Entries shown:

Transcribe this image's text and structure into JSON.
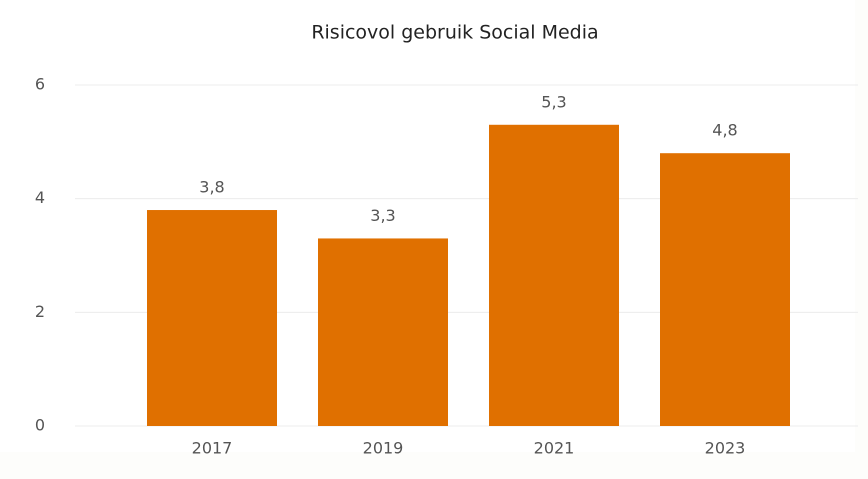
{
  "chart_data": {
    "type": "bar",
    "title": "Risicovol gebruik Social Media",
    "categories": [
      "2017",
      "2019",
      "2021",
      "2023"
    ],
    "values": [
      3.8,
      3.3,
      5.3,
      4.8
    ],
    "value_labels": [
      "3,8",
      "3,3",
      "5,3",
      "4,8"
    ],
    "color": "#e07000",
    "ylim": [
      0,
      6
    ],
    "yticks": [
      0,
      2,
      4,
      6
    ],
    "grid": true
  }
}
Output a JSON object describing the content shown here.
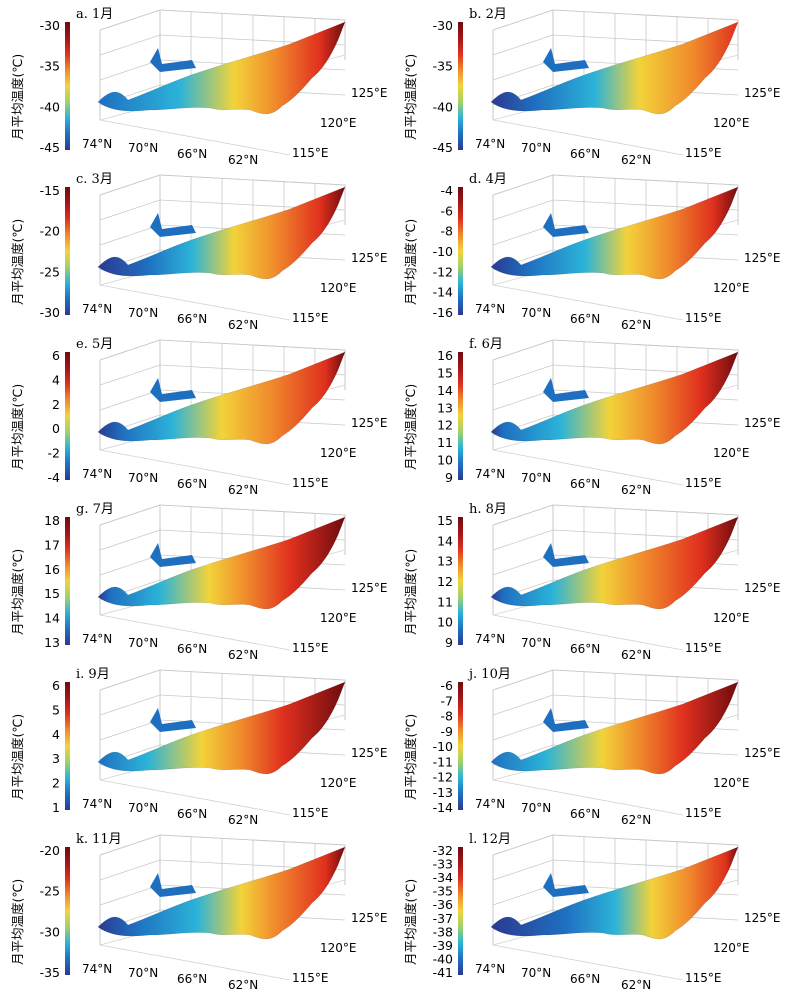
{
  "chart_data": [
    {
      "type": "surface",
      "title": "a. 1月",
      "ylabel": "月平均温度(℃)",
      "zlim": [
        -45,
        -30
      ],
      "colorbar_ticks": [
        "-30",
        "-35",
        "-40",
        "-45"
      ],
      "lat_ticks": [
        "74°N",
        "70°N",
        "66°N",
        "62°N"
      ],
      "lon_ticks": [
        "125°E",
        "120°E",
        "115°E"
      ],
      "temp_north": -43,
      "temp_south": -30,
      "stops": [
        0,
        0.33,
        0.55,
        0.72,
        0.9
      ]
    },
    {
      "type": "surface",
      "title": "b. 2月",
      "ylabel": "月平均温度(℃)",
      "zlim": [
        -45,
        -30
      ],
      "colorbar_ticks": [
        "-30",
        "-35",
        "-40",
        "-45"
      ],
      "lat_ticks": [
        "74°N",
        "70°N",
        "66°N",
        "62°N"
      ],
      "lon_ticks": [
        "125°E",
        "120°E",
        "115°E"
      ],
      "temp_north": -40,
      "temp_south": -30,
      "stops": [
        0.18,
        0.42,
        0.6,
        0.82,
        1
      ]
    },
    {
      "type": "surface",
      "title": "c. 3月",
      "ylabel": "月平均温度(℃)",
      "zlim": [
        -30,
        -15
      ],
      "colorbar_ticks": [
        "-15",
        "-20",
        "-25",
        "-30"
      ],
      "lat_ticks": [
        "74°N",
        "70°N",
        "66°N",
        "62°N"
      ],
      "lon_ticks": [
        "125°E",
        "120°E",
        "115°E"
      ],
      "temp_north": -27,
      "temp_south": -16,
      "stops": [
        0.2,
        0.38,
        0.55,
        0.72,
        0.9
      ]
    },
    {
      "type": "surface",
      "title": "d. 4月",
      "ylabel": "月平均温度(℃)",
      "zlim": [
        -16,
        -4
      ],
      "colorbar_ticks": [
        "-4",
        "-6",
        "-8",
        "-10",
        "-12",
        "-14",
        "-16"
      ],
      "lat_ticks": [
        "74°N",
        "70°N",
        "66°N",
        "62°N"
      ],
      "lon_ticks": [
        "125°E",
        "120°E",
        "115°E"
      ],
      "temp_north": -14,
      "temp_south": -5,
      "stops": [
        0.15,
        0.38,
        0.55,
        0.72,
        0.9
      ]
    },
    {
      "type": "surface",
      "title": "e. 5月",
      "ylabel": "月平均温度(℃)",
      "zlim": [
        -4,
        6
      ],
      "colorbar_ticks": [
        "6",
        "4",
        "2",
        "0",
        "-2",
        "-4"
      ],
      "lat_ticks": [
        "74°N",
        "70°N",
        "66°N",
        "62°N"
      ],
      "lon_ticks": [
        "125°E",
        "120°E",
        "115°E"
      ],
      "temp_north": -3,
      "temp_south": 6,
      "stops": [
        0.1,
        0.3,
        0.5,
        0.7,
        0.92
      ]
    },
    {
      "type": "surface",
      "title": "f. 6月",
      "ylabel": "月平均温度(℃)",
      "zlim": [
        9,
        16
      ],
      "colorbar_ticks": [
        "16",
        "15",
        "14",
        "13",
        "12",
        "11",
        "10",
        "9"
      ],
      "lat_ticks": [
        "74°N",
        "70°N",
        "66°N",
        "62°N"
      ],
      "lon_ticks": [
        "125°E",
        "120°E",
        "115°E"
      ],
      "temp_north": 9.5,
      "temp_south": 15.5,
      "stops": [
        0.05,
        0.28,
        0.48,
        0.66,
        0.85
      ]
    },
    {
      "type": "surface",
      "title": "g. 7月",
      "ylabel": "月平均温度(℃)",
      "zlim": [
        13,
        18
      ],
      "colorbar_ticks": [
        "18",
        "17",
        "16",
        "15",
        "14",
        "13"
      ],
      "lat_ticks": [
        "74°N",
        "70°N",
        "66°N",
        "62°N"
      ],
      "lon_ticks": [
        "125°E",
        "120°E",
        "115°E"
      ],
      "temp_north": 13.5,
      "temp_south": 17.5,
      "stops": [
        0.05,
        0.25,
        0.45,
        0.6,
        0.78
      ]
    },
    {
      "type": "surface",
      "title": "h. 8月",
      "ylabel": "月平均温度(℃)",
      "zlim": [
        9,
        15
      ],
      "colorbar_ticks": [
        "15",
        "14",
        "13",
        "12",
        "11",
        "10",
        "9"
      ],
      "lat_ticks": [
        "74°N",
        "70°N",
        "66°N",
        "62°N"
      ],
      "lon_ticks": [
        "125°E",
        "120°E",
        "115°E"
      ],
      "temp_north": 9.5,
      "temp_south": 14.5,
      "stops": [
        0.05,
        0.25,
        0.45,
        0.62,
        0.85
      ]
    },
    {
      "type": "surface",
      "title": "i. 9月",
      "ylabel": "月平均温度(℃)",
      "zlim": [
        1,
        6
      ],
      "colorbar_ticks": [
        "6",
        "5",
        "4",
        "3",
        "2",
        "1"
      ],
      "lat_ticks": [
        "74°N",
        "70°N",
        "66°N",
        "62°N"
      ],
      "lon_ticks": [
        "125°E",
        "120°E",
        "115°E"
      ],
      "temp_north": 1.5,
      "temp_south": 5.5,
      "stops": [
        0,
        0.2,
        0.42,
        0.58,
        0.75
      ]
    },
    {
      "type": "surface",
      "title": "j. 10月",
      "ylabel": "月平均温度(℃)",
      "zlim": [
        -14,
        -6
      ],
      "colorbar_ticks": [
        "-6",
        "-7",
        "-8",
        "-9",
        "-10",
        "-11",
        "-12",
        "-13",
        "-14"
      ],
      "lat_ticks": [
        "74°N",
        "70°N",
        "66°N",
        "62°N"
      ],
      "lon_ticks": [
        "125°E",
        "120°E",
        "115°E"
      ],
      "temp_north": -13,
      "temp_south": -7,
      "stops": [
        0,
        0.22,
        0.45,
        0.6,
        0.78
      ]
    },
    {
      "type": "surface",
      "title": "k. 11月",
      "ylabel": "月平均温度(℃)",
      "zlim": [
        -35,
        -20
      ],
      "colorbar_ticks": [
        "-20",
        "-25",
        "-30",
        "-35"
      ],
      "lat_ticks": [
        "74°N",
        "70°N",
        "66°N",
        "62°N"
      ],
      "lon_ticks": [
        "125°E",
        "120°E",
        "115°E"
      ],
      "temp_north": -32,
      "temp_south": -21,
      "stops": [
        0.15,
        0.4,
        0.58,
        0.72,
        0.92
      ]
    },
    {
      "type": "surface",
      "title": "l. 12月",
      "ylabel": "月平均温度(℃)",
      "zlim": [
        -41,
        -32
      ],
      "colorbar_ticks": [
        "-32",
        "-33",
        "-34",
        "-35",
        "-36",
        "-37",
        "-38",
        "-39",
        "-40",
        "-41"
      ],
      "lat_ticks": [
        "74°N",
        "70°N",
        "66°N",
        "62°N"
      ],
      "lon_ticks": [
        "125°E",
        "120°E",
        "115°E"
      ],
      "temp_north": -40,
      "temp_south": -33,
      "stops": [
        0.3,
        0.5,
        0.65,
        0.8,
        0.95
      ]
    }
  ]
}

To be done:
Omit all pictures while transcribing the entries verbatim.

Response to the exercise:
Transcribe this image's text and structure into JSON.
{
  "chart_data": {
    "type": "bar",
    "title": "Risicovol gebruik Social Media",
    "categories": [
      "2017",
      "2019",
      "2021",
      "2023"
    ],
    "values": [
      3.8,
      3.3,
      5.3,
      4.8
    ],
    "value_labels": [
      "3,8",
      "3,3",
      "5,3",
      "4,8"
    ],
    "color": "#e07000",
    "ylim": [
      0,
      6
    ],
    "yticks": [
      0,
      2,
      4,
      6
    ],
    "grid": true
  }
}
Output a JSON object describing the content shown here.
{
  "chart_data": [
    {
      "type": "surface",
      "title": "a. 1月",
      "ylabel": "月平均温度(℃)",
      "zlim": [
        -45,
        -30
      ],
      "colorbar_ticks": [
        "-30",
        "-35",
        "-40",
        "-45"
      ],
      "lat_ticks": [
        "74°N",
        "70°N",
        "66°N",
        "62°N"
      ],
      "lon_ticks": [
        "125°E",
        "120°E",
        "115°E"
      ],
      "temp_north": -43,
      "temp_south": -30,
      "stops": [
        0,
        0.33,
        0.55,
        0.72,
        0.9
      ]
    },
    {
      "type": "surface",
      "title": "b. 2月",
      "ylabel": "月平均温度(℃)",
      "zlim": [
        -45,
        -30
      ],
      "colorbar_ticks": [
        "-30",
        "-35",
        "-40",
        "-45"
      ],
      "lat_ticks": [
        "74°N",
        "70°N",
        "66°N",
        "62°N"
      ],
      "lon_ticks": [
        "125°E",
        "120°E",
        "115°E"
      ],
      "temp_north": -40,
      "temp_south": -30,
      "stops": [
        0.18,
        0.42,
        0.6,
        0.82,
        1
      ]
    },
    {
      "type": "surface",
      "title": "c. 3月",
      "ylabel": "月平均温度(℃)",
      "zlim": [
        -30,
        -15
      ],
      "colorbar_ticks": [
        "-15",
        "-20",
        "-25",
        "-30"
      ],
      "lat_ticks": [
        "74°N",
        "70°N",
        "66°N",
        "62°N"
      ],
      "lon_ticks": [
        "125°E",
        "120°E",
        "115°E"
      ],
      "temp_north": -27,
      "temp_south": -16,
      "stops": [
        0.2,
        0.38,
        0.55,
        0.72,
        0.9
      ]
    },
    {
      "type": "surface",
      "title": "d. 4月",
      "ylabel": "月平均温度(℃)",
      "zlim": [
        -16,
        -4
      ],
      "colorbar_ticks": [
        "-4",
        "-6",
        "-8",
        "-10",
        "-12",
        "-14",
        "-16"
      ],
      "lat_ticks": [
        "74°N",
        "70°N",
        "66°N",
        "62°N"
      ],
      "lon_ticks": [
        "125°E",
        "120°E",
        "115°E"
      ],
      "temp_north": -14,
      "temp_south": -5,
      "stops": [
        0.15,
        0.38,
        0.55,
        0.72,
        0.9
      ]
    },
    {
      "type": "surface",
      "title": "e. 5月",
      "ylabel": "月平均温度(℃)",
      "zlim": [
        -4,
        6
      ],
      "colorbar_ticks": [
        "6",
        "4",
        "2",
        "0",
        "-2",
        "-4"
      ],
      "lat_ticks": [
        "74°N",
        "70°N",
        "66°N",
        "62°N"
      ],
      "lon_ticks": [
        "125°E",
        "120°E",
        "115°E"
      ],
      "temp_north": -3,
      "temp_south": 6,
      "stops": [
        0.1,
        0.3,
        0.5,
        0.7,
        0.92
      ]
    },
    {
      "type": "surface",
      "title": "f. 6月",
      "ylabel": "月平均温度(℃)",
      "zlim": [
        9,
        16
      ],
      "colorbar_ticks": [
        "16",
        "15",
        "14",
        "13",
        "12",
        "11",
        "10",
        "9"
      ],
      "lat_ticks": [
        "74°N",
        "70°N",
        "66°N",
        "62°N"
      ],
      "lon_ticks": [
        "125°E",
        "120°E",
        "115°E"
      ],
      "temp_north": 9.5,
      "temp_south": 15.5,
      "stops": [
        0.05,
        0.28,
        0.48,
        0.66,
        0.85
      ]
    },
    {
      "type": "surface",
      "title": "g. 7月",
      "ylabel": "月平均温度(℃)",
      "zlim": [
        13,
        18
      ],
      "colorbar_ticks": [
        "18",
        "17",
        "16",
        "15",
        "14",
        "13"
      ],
      "lat_ticks": [
        "74°N",
        "70°N",
        "66°N",
        "62°N"
      ],
      "lon_ticks": [
        "125°E",
        "120°E",
        "115°E"
      ],
      "temp_north": 13.5,
      "temp_south": 17.5,
      "stops": [
        0.05,
        0.25,
        0.45,
        0.6,
        0.78
      ]
    },
    {
      "type": "surface",
      "title": "h. 8月",
      "ylabel": "月平均温度(℃)",
      "zlim": [
        9,
        15
      ],
      "colorbar_ticks": [
        "15",
        "14",
        "13",
        "12",
        "11",
        "10",
        "9"
      ],
      "lat_ticks": [
        "74°N",
        "70°N",
        "66°N",
        "62°N"
      ],
      "lon_ticks": [
        "125°E",
        "120°E",
        "115°E"
      ],
      "temp_north": 9.5,
      "temp_south": 14.5,
      "stops": [
        0.05,
        0.25,
        0.45,
        0.62,
        0.85
      ]
    },
    {
      "type": "surface",
      "title": "i. 9月",
      "ylabel": "月平均温度(℃)",
      "zlim": [
        1,
        6
      ],
      "colorbar_ticks": [
        "6",
        "5",
        "4",
        "3",
        "2",
        "1"
      ],
      "lat_ticks": [
        "74°N",
        "70°N",
        "66°N",
        "62°N"
      ],
      "lon_ticks": [
        "125°E",
        "120°E",
        "115°E"
      ],
      "temp_north": 1.5,
      "temp_south": 5.5,
      "stops": [
        0,
        0.2,
        0.42,
        0.58,
        0.75
      ]
    },
    {
      "type": "surface",
      "title": "j. 10月",
      "ylabel": "月平均温度(℃)",
      "zlim": [
        -14,
        -6
      ],
      "colorbar_ticks": [
        "-6",
        "-7",
        "-8",
        "-9",
        "-10",
        "-11",
        "-12",
        "-13",
        "-14"
      ],
      "lat_ticks": [
        "74°N",
        "70°N",
        "66°N",
        "62°N"
      ],
      "lon_ticks": [
        "125°E",
        "120°E",
        "115°E"
      ],
      "temp_north": -13,
      "temp_south": -7,
      "stops": [
        0,
        0.22,
        0.45,
        0.6,
        0.78
      ]
    },
    {
      "type": "surface",
      "title": "k. 11月",
      "ylabel": "月平均温度(℃)",
      "zlim": [
        -35,
        -20
      ],
      "colorbar_ticks": [
        "-20",
        "-25",
        "-30",
        "-35"
      ],
      "lat_ticks": [
        "74°N",
        "70°N",
        "66°N",
        "62°N"
      ],
      "lon_ticks": [
        "125°E",
        "120°E",
        "115°E"
      ],
      "temp_north": -32,
      "temp_south": -21,
      "stops": [
        0.15,
        0.4,
        0.58,
        0.72,
        0.92
      ]
    },
    {
      "type": "surface",
      "title": "l. 12月",
      "ylabel": "月平均温度(℃)",
      "zlim": [
        -41,
        -32
      ],
      "colorbar_ticks": [
        "-32",
        "-33",
        "-34",
        "-35",
        "-36",
        "-37",
        "-38",
        "-39",
        "-40",
        "-41"
      ],
      "lat_ticks": [
        "74°N",
        "70°N",
        "66°N",
        "62°N"
      ],
      "lon_ticks": [
        "125°E",
        "120°E",
        "115°E"
      ],
      "temp_north": -40,
      "temp_south": -33,
      "stops": [
        0.3,
        0.5,
        0.65,
        0.8,
        0.95
      ]
    }
  ]
}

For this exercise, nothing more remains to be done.